Supplied material —
::::::::

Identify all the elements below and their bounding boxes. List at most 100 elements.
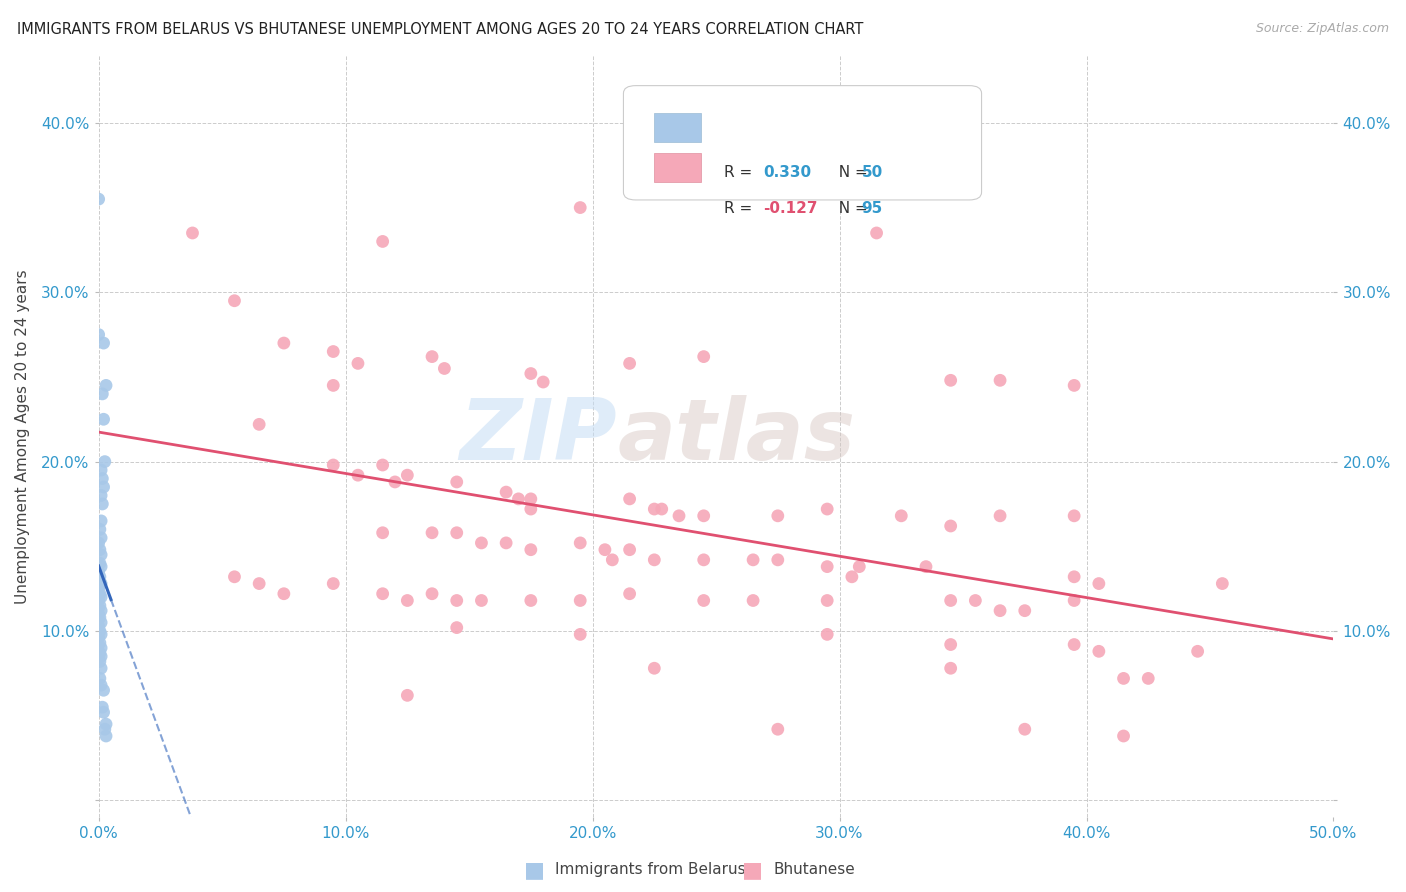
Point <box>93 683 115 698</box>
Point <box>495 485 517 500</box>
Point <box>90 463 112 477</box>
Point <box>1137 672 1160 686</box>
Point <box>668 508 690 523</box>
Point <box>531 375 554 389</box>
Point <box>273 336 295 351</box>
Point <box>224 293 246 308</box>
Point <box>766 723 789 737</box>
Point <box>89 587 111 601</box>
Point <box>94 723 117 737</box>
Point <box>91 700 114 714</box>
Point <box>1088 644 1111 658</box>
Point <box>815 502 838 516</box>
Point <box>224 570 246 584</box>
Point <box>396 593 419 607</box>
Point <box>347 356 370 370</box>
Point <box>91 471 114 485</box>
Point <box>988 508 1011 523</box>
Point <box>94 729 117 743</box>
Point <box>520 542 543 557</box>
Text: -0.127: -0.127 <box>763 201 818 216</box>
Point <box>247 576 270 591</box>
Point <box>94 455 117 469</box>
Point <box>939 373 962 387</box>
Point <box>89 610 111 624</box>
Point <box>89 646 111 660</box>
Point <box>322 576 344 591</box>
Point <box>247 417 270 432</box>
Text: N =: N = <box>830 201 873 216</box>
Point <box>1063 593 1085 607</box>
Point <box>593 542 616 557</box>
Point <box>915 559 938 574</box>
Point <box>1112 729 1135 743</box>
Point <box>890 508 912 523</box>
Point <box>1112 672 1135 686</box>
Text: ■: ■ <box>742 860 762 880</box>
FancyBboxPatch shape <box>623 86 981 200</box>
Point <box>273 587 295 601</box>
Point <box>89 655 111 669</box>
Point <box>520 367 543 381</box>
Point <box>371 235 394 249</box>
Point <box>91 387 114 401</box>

::::::::

What needs to be done —
Copy out the items from the line containing "Point <box>93 683 115 698</box>" through the line containing "Point <box>766 723 789 737</box>", both included, keeping each one identical to how it appears.

Exercise solution —
Point <box>93 683 115 698</box>
Point <box>495 485 517 500</box>
Point <box>90 463 112 477</box>
Point <box>1137 672 1160 686</box>
Point <box>668 508 690 523</box>
Point <box>531 375 554 389</box>
Point <box>273 336 295 351</box>
Point <box>224 293 246 308</box>
Point <box>766 723 789 737</box>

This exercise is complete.